Stated problem a - Lay out every line of the records as a numbered list, leaving out blank lines.

The direction of sound objects can diverge from the direction of visible objects on
a screen, depending on whether or not the actual screen size matches that used in
the production. For instance, if the mixing has been carried out in an environment
with a small screen, sound objects which are coupled to screen objects (e.g. voices
of actors) will be positioned within a relatively narrow cone as seen from the position
of the mixer. If this content is mastered to a sound-field-based representation and
played back in a theatrical environment with a much larger screen, there is a significant
mismatch between the wide field of view to the screen and the narrow cone of screen-related
sound objects. A large mismatch between the position of the visible image of an object
and the location of the corresponding sound distracts the viewers and thereby seriously
impacts the perception of a movie.
[0010] More recently, parametric or object-oriented representations of audio scenes have
been proposed which describe the audio scene by a composition of individual audio
objects together with a set of parameters and characteristics. For instance, object-oriented
scene description has been proposed largely for addressing wave-field synthesis systems,
e.g. in
Sandra Brix, Thomas Sporer, Jan Plogsties, "CARROUSO - An European Approach to 3D-Audio",
Proc. of 110th AES Convention, Paper 5314, 12-15 May 2001, Amsterdam, The Netherlands, and in
Ulrich Horbach, Etienne Corteel, Renato S. Pellegrini and Edo Hulsebos, "Real-Time
Rendering of Dynamic Scenes Using Wave Field Synthesis", Proc. of IEEE Intl. Conf.
on Multimedia and Expo (ICME), pp.517-520, August 2002, Lausanne, Switzerland.

Data excerpts -
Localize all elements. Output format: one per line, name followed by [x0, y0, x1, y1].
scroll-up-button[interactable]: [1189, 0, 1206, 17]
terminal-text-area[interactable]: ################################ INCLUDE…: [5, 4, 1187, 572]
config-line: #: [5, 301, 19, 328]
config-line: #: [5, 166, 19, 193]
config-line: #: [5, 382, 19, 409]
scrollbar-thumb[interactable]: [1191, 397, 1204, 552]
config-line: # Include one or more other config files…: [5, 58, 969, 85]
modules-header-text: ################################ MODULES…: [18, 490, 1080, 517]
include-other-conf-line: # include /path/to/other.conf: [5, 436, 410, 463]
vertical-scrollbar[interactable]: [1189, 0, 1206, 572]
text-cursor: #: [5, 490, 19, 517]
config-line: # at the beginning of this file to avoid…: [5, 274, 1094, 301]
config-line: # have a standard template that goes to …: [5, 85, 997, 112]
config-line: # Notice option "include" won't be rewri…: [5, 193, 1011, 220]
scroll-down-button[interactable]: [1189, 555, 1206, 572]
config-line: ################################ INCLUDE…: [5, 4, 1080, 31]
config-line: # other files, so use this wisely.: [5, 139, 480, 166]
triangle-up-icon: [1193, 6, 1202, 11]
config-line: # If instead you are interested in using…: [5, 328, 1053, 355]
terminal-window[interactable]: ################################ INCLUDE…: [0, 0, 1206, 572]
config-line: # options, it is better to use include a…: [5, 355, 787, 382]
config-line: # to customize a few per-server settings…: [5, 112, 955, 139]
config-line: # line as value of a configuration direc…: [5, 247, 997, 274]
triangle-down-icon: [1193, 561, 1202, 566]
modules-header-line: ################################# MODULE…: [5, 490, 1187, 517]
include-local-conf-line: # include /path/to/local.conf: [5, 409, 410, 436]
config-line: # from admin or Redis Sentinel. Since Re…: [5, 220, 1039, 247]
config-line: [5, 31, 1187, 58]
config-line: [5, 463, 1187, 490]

Stated problem b - Rewrite the part of the text on audio scene representations that begins at the words "[0010] More recently, parametric" and stops after "IEEE Intl. Conf.", replacing "object-oriented" with "object-based" each time it occurs.

Written answer a -
1. Localize all elements. Output format: one per line, name followed by [x0, y0, x1, y1].
2. scroll-up-button[interactable]: [1189, 0, 1206, 17]
3. terminal-text-area[interactable]: ################################ INCLUDE…: [5, 4, 1187, 572]
4. config-line: #: [5, 301, 19, 328]
5. config-line: #: [5, 166, 19, 193]
6. config-line: #: [5, 382, 19, 409]
7. scrollbar-thumb[interactable]: [1191, 397, 1204, 552]
8. config-line: # Include one or more other config files…: [5, 58, 969, 85]
9. modules-header-text: ################################ MODULES…: [18, 490, 1080, 517]
10. include-other-conf-line: # include /path/to/other.conf: [5, 436, 410, 463]
11. vertical-scrollbar[interactable]: [1189, 0, 1206, 572]
12. text-cursor: #: [5, 490, 19, 517]
13. config-line: # at the beginning of this file to avoid…: [5, 274, 1094, 301]
14. config-line: # have a standard template that goes to …: [5, 85, 997, 112]
15. config-line: # Notice option "include" won't be rewri…: [5, 193, 1011, 220]
16. scroll-down-button[interactable]: [1189, 555, 1206, 572]
17. config-line: ################################ INCLUDE…: [5, 4, 1080, 31]
18. config-line: # other files, so use this wisely.: [5, 139, 480, 166]
19. triangle-up-icon: [1193, 6, 1202, 11]
20. config-line: # If instead you are interested in using…: [5, 328, 1053, 355]
21. terminal-window[interactable]: ################################ INCLUDE…: [0, 0, 1206, 572]
22. config-line: # options, it is better to use include a…: [5, 355, 787, 382]
23. config-line: # to customize a few per-server settings…: [5, 112, 955, 139]
24. config-line: # line as value of a configuration direc…: [5, 247, 997, 274]
25. triangle-down-icon: [1193, 561, 1202, 566]
26. modules-header-line: ################################# MODULE…: [5, 490, 1187, 517]
27. include-local-conf-line: # include /path/to/local.conf: [5, 409, 410, 436]
28. config-line: # from admin or Redis Sentinel. Since Re…: [5, 220, 1039, 247]
29. config-line: [5, 31, 1187, 58]
30. config-line: [5, 463, 1187, 490]

Written answer b -
[0010] More recently, parametric or object-based representations of audio scenes have
been proposed which describe the audio scene by a composition of individual audio
objects together with a set of parameters and characteristics. For instance, object-based
scene description has been proposed largely for addressing wave-field synthesis systems,
e.g. in
Sandra Brix, Thomas Sporer, Jan Plogsties, "CARROUSO - An European Approach to 3D-Audio",
Proc. of 110th AES Convention, Paper 5314, 12-15 May 2001, Amsterdam, The Netherlands, and in
Ulrich Horbach, Etienne Corteel, Renato S. Pellegrini and Edo Hulsebos, "Real-Time
Rendering of Dynamic Scenes Using Wave Field Synthesis", Proc. of IEEE Intl. Conf.